| What is required |
Quote each line of the material verbatim, without the pictures.

| Data lines |
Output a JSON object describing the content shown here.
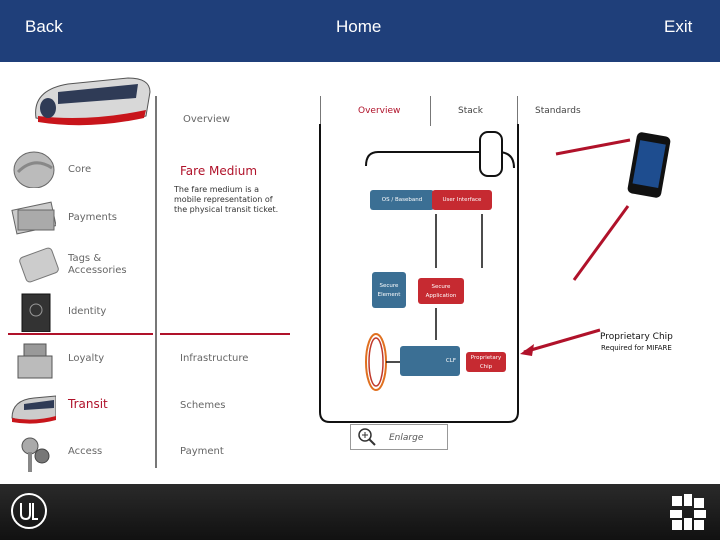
{
  "header": {
    "back_label": "Back",
    "home_label": "Home",
    "exit_label": "Exit"
  },
  "sidebar": {
    "items": [
      {
        "label": "Core",
        "icon": "helmet-icon"
      },
      {
        "label": "Payments",
        "icon": "cash-icon"
      },
      {
        "label": "Tags & Accessories",
        "icon": "card-tag-icon"
      },
      {
        "label": "Identity",
        "icon": "passport-icon"
      },
      {
        "label": "Loyalty",
        "icon": "cash-register-icon"
      },
      {
        "label": "Transit",
        "icon": "train-icon"
      },
      {
        "label": "Access",
        "icon": "keys-icon"
      }
    ]
  },
  "subnav": {
    "overview_label": "Overview",
    "section_title": "Fare Medium",
    "description": "The fare medium is a mobile representation of the physical transit ticket.",
    "items": [
      "Infrastructure",
      "Schemes",
      "Payment"
    ]
  },
  "diagram": {
    "tabs": [
      "Overview",
      "Stack",
      "Standards"
    ],
    "blocks": {
      "os": "OS / Baseband",
      "ui": "User Interface",
      "secure_element": "Secure Element",
      "secure_app": "Secure Application",
      "clf": "CLF",
      "prop_chip": "Proprietary Chip"
    },
    "callout_title": "Proprietary Chip",
    "callout_sub": "Required for MIFARE",
    "enlarge_label": "Enlarge"
  },
  "colors": {
    "header": "#1f3f7a",
    "accent_red": "#b0122a",
    "block_blue": "#3b6f94",
    "block_red": "#c62a31"
  }
}
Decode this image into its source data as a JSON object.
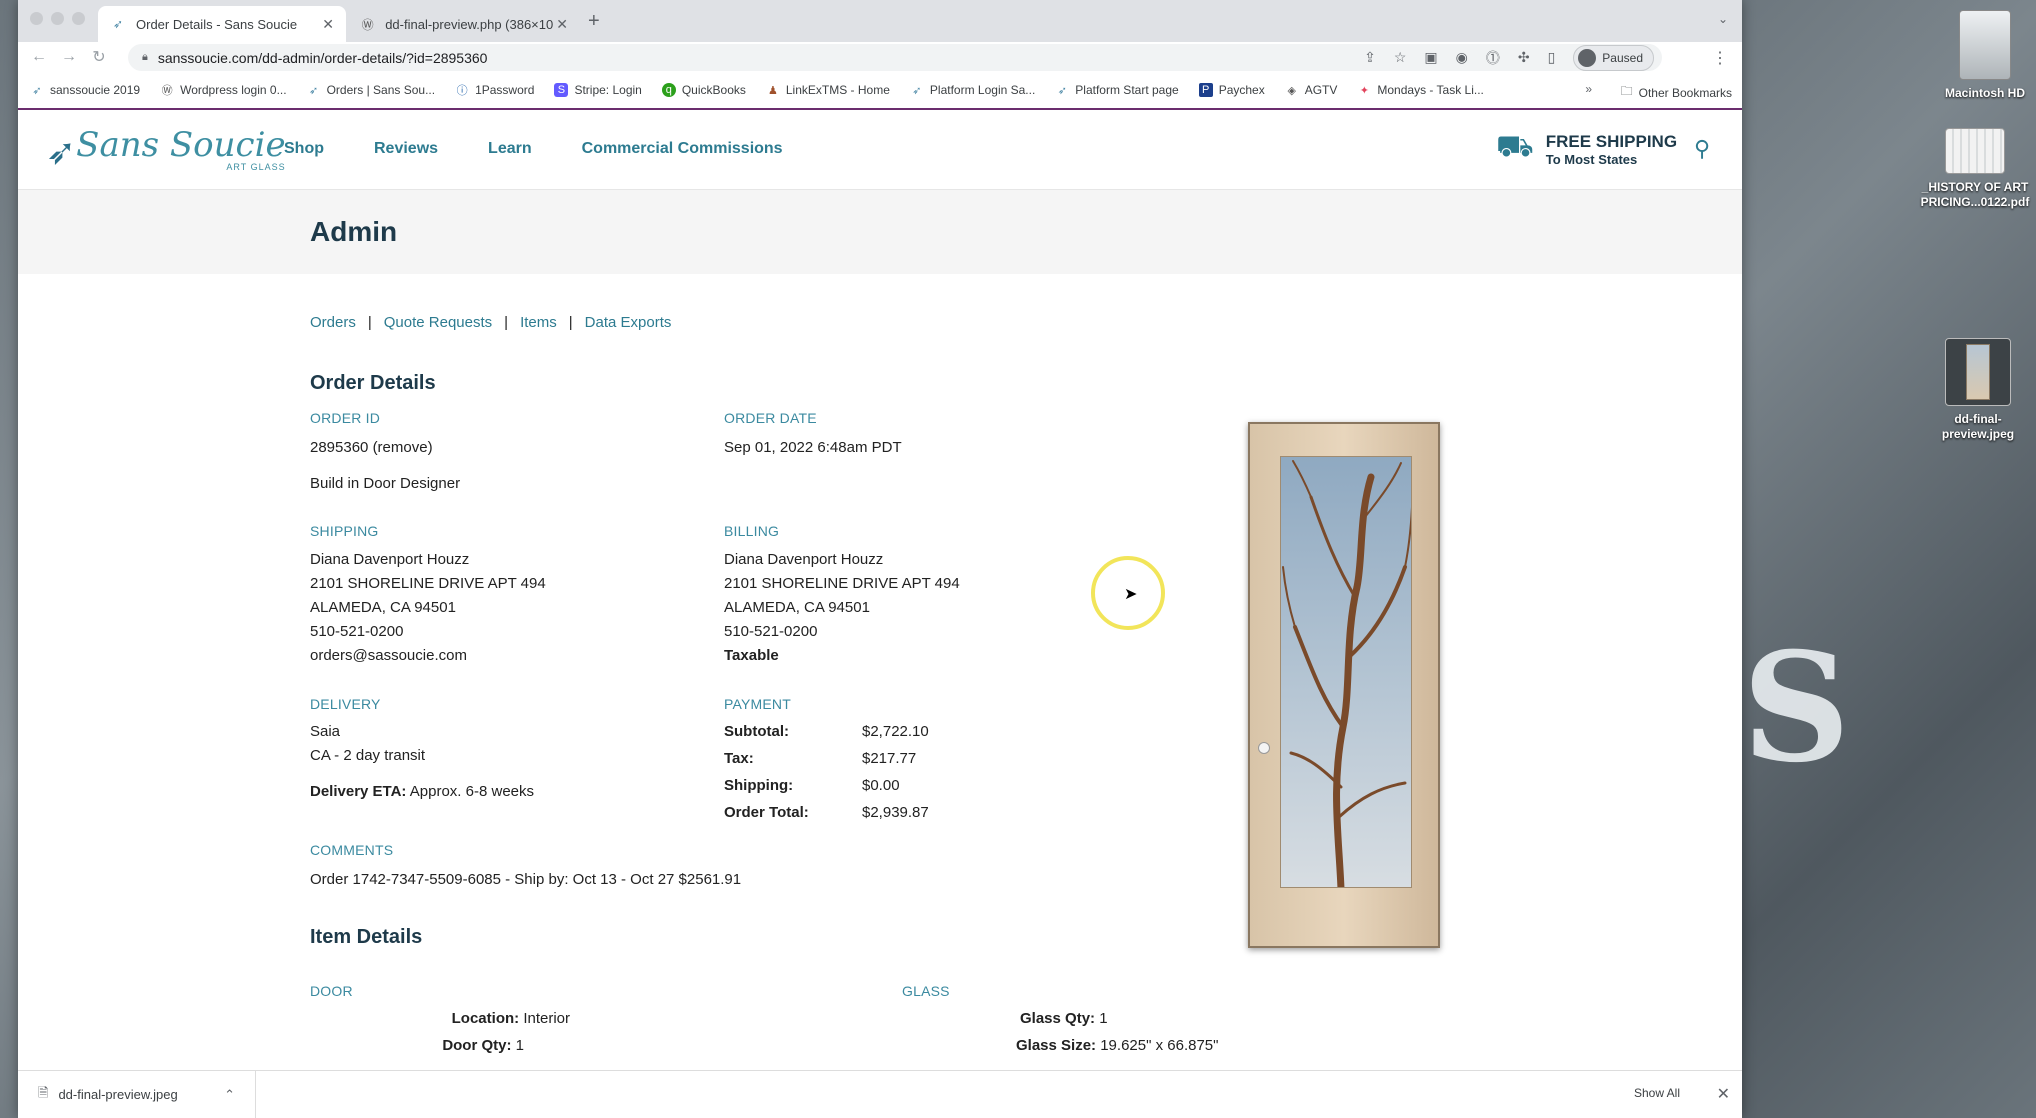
{
  "browser": {
    "tabs": [
      {
        "title": "Order Details - Sans Soucie",
        "active": true
      },
      {
        "title": "dd-final-preview.php (386×10",
        "active": false
      }
    ],
    "url": "sanssoucie.com/dd-admin/order-details/?id=2895360",
    "profile_status": "Paused",
    "bookmarks": [
      "sanssoucie 2019",
      "Wordpress login 0...",
      "Orders | Sans Sou...",
      "1Password",
      "Stripe: Login",
      "QuickBooks",
      "LinkExTMS - Home",
      "Platform Login Sa...",
      "Platform Start page",
      "Paychex",
      "AGTV",
      "Mondays - Task Li..."
    ],
    "bookmarks_more": "»",
    "other_bookmarks": "Other Bookmarks"
  },
  "site": {
    "logo_text": "Sans Soucie",
    "logo_sub": "ART GLASS",
    "nav": [
      "Shop",
      "Reviews",
      "Learn",
      "Commercial Commissions"
    ],
    "shipping_title": "FREE SHIPPING",
    "shipping_sub": "To Most States"
  },
  "admin": {
    "title": "Admin",
    "subnav": [
      "Orders",
      "Quote Requests",
      "Items",
      "Data Exports"
    ],
    "order_details_title": "Order Details",
    "order_id_label": "ORDER ID",
    "order_id_value": "2895360 (remove)",
    "build_note": "Build in Door Designer",
    "order_date_label": "ORDER DATE",
    "order_date_value": "Sep 01, 2022 6:48am PDT",
    "shipping_label": "SHIPPING",
    "shipping": [
      "Diana Davenport Houzz",
      "2101 SHORELINE DRIVE APT 494",
      "ALAMEDA, CA 94501",
      "510-521-0200",
      "orders@sassoucie.com"
    ],
    "billing_label": "BILLING",
    "billing": [
      "Diana Davenport Houzz",
      "2101 SHORELINE DRIVE APT 494",
      "ALAMEDA, CA 94501",
      "510-521-0200"
    ],
    "billing_taxable": "Taxable",
    "delivery_label": "DELIVERY",
    "delivery": [
      "Saia",
      "CA - 2 day transit"
    ],
    "delivery_eta_label": "Delivery ETA:",
    "delivery_eta_value": "Approx. 6-8 weeks",
    "payment_label": "PAYMENT",
    "payment": [
      {
        "k": "Subtotal:",
        "v": "$2,722.10"
      },
      {
        "k": "Tax:",
        "v": "$217.77"
      },
      {
        "k": "Shipping:",
        "v": "$0.00"
      },
      {
        "k": "Order Total:",
        "v": "$2,939.87"
      }
    ],
    "comments_label": "COMMENTS",
    "comments_value": "Order 1742-7347-5509-6085 - Ship by: Oct 13 - Oct 27 $2561.91",
    "item_details_title": "Item Details",
    "door_label": "DOOR",
    "glass_label": "GLASS",
    "door_fields": [
      {
        "k": "Location:",
        "v": "Interior"
      },
      {
        "k": "Door Qty:",
        "v": "1"
      }
    ],
    "glass_fields": [
      {
        "k": "Glass Qty:",
        "v": "1"
      },
      {
        "k": "Glass Size:",
        "v": "19.625\" x 66.875\""
      }
    ]
  },
  "downloads": {
    "file": "dd-final-preview.jpeg",
    "show_all": "Show All"
  },
  "desktop": {
    "icons": [
      "Macintosh HD",
      "_HISTORY OF ART PRICING...0122.pdf",
      "dd-final-preview.jpeg"
    ]
  },
  "colors": {
    "brand_teal": "#2d7b90",
    "label_teal": "#3b8aa0",
    "heading": "#1e3a4a"
  }
}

| Answer in full |
Output a JSON object describing the content shown here.
{
  "header": {
    "back_label": "Back",
    "home_label": "Home",
    "exit_label": "Exit"
  },
  "sidebar": {
    "items": [
      {
        "label": "Core",
        "icon": "helmet-icon"
      },
      {
        "label": "Payments",
        "icon": "cash-icon"
      },
      {
        "label": "Tags & Accessories",
        "icon": "card-tag-icon"
      },
      {
        "label": "Identity",
        "icon": "passport-icon"
      },
      {
        "label": "Loyalty",
        "icon": "cash-register-icon"
      },
      {
        "label": "Transit",
        "icon": "train-icon"
      },
      {
        "label": "Access",
        "icon": "keys-icon"
      }
    ]
  },
  "subnav": {
    "overview_label": "Overview",
    "section_title": "Fare Medium",
    "description": "The fare medium is a mobile representation of the physical transit ticket.",
    "items": [
      "Infrastructure",
      "Schemes",
      "Payment"
    ]
  },
  "diagram": {
    "tabs": [
      "Overview",
      "Stack",
      "Standards"
    ],
    "blocks": {
      "os": "OS / Baseband",
      "ui": "User Interface",
      "secure_element": "Secure Element",
      "secure_app": "Secure Application",
      "clf": "CLF",
      "prop_chip": "Proprietary Chip"
    },
    "callout_title": "Proprietary Chip",
    "callout_sub": "Required for MIFARE",
    "enlarge_label": "Enlarge"
  },
  "colors": {
    "header": "#1f3f7a",
    "accent_red": "#b0122a",
    "block_blue": "#3b6f94",
    "block_red": "#c62a31"
  }
}
Decode this image into its source data as a JSON object.
{
  "browser": {
    "tabs": [
      {
        "title": "Order Details - Sans Soucie",
        "active": true
      },
      {
        "title": "dd-final-preview.php (386×10",
        "active": false
      }
    ],
    "url": "sanssoucie.com/dd-admin/order-details/?id=2895360",
    "profile_status": "Paused",
    "bookmarks": [
      "sanssoucie 2019",
      "Wordpress login 0...",
      "Orders | Sans Sou...",
      "1Password",
      "Stripe: Login",
      "QuickBooks",
      "LinkExTMS - Home",
      "Platform Login Sa...",
      "Platform Start page",
      "Paychex",
      "AGTV",
      "Mondays - Task Li..."
    ],
    "bookmarks_more": "»",
    "other_bookmarks": "Other Bookmarks"
  },
  "site": {
    "logo_text": "Sans Soucie",
    "logo_sub": "ART GLASS",
    "nav": [
      "Shop",
      "Reviews",
      "Learn",
      "Commercial Commissions"
    ],
    "shipping_title": "FREE SHIPPING",
    "shipping_sub": "To Most States"
  },
  "admin": {
    "title": "Admin",
    "subnav": [
      "Orders",
      "Quote Requests",
      "Items",
      "Data Exports"
    ],
    "order_details_title": "Order Details",
    "order_id_label": "ORDER ID",
    "order_id_value": "2895360 (remove)",
    "build_note": "Build in Door Designer",
    "order_date_label": "ORDER DATE",
    "order_date_value": "Sep 01, 2022 6:48am PDT",
    "shipping_label": "SHIPPING",
    "shipping": [
      "Diana Davenport Houzz",
      "2101 SHORELINE DRIVE APT 494",
      "ALAMEDA, CA 94501",
      "510-521-0200",
      "orders@sassoucie.com"
    ],
    "billing_label": "BILLING",
    "billing": [
      "Diana Davenport Houzz",
      "2101 SHORELINE DRIVE APT 494",
      "ALAMEDA, CA 94501",
      "510-521-0200"
    ],
    "billing_taxable": "Taxable",
    "delivery_label": "DELIVERY",
    "delivery": [
      "Saia",
      "CA - 2 day transit"
    ],
    "delivery_eta_label": "Delivery ETA:",
    "delivery_eta_value": "Approx. 6-8 weeks",
    "payment_label": "PAYMENT",
    "payment": [
      {
        "k": "Subtotal:",
        "v": "$2,722.10"
      },
      {
        "k": "Tax:",
        "v": "$217.77"
      },
      {
        "k": "Shipping:",
        "v": "$0.00"
      },
      {
        "k": "Order Total:",
        "v": "$2,939.87"
      }
    ],
    "comments_label": "COMMENTS",
    "comments_value": "Order 1742-7347-5509-6085 - Ship by: Oct 13 - Oct 27 $2561.91",
    "item_details_title": "Item Details",
    "door_label": "DOOR",
    "glass_label": "GLASS",
    "door_fields": [
      {
        "k": "Location:",
        "v": "Interior"
      },
      {
        "k": "Door Qty:",
        "v": "1"
      }
    ],
    "glass_fields": [
      {
        "k": "Glass Qty:",
        "v": "1"
      },
      {
        "k": "Glass Size:",
        "v": "19.625\" x 66.875\""
      }
    ]
  },
  "downloads": {
    "file": "dd-final-preview.jpeg",
    "show_all": "Show All"
  },
  "desktop": {
    "icons": [
      "Macintosh HD",
      "_HISTORY OF ART PRICING...0122.pdf",
      "dd-final-preview.jpeg"
    ]
  },
  "colors": {
    "brand_teal": "#2d7b90",
    "label_teal": "#3b8aa0",
    "heading": "#1e3a4a"
  }
}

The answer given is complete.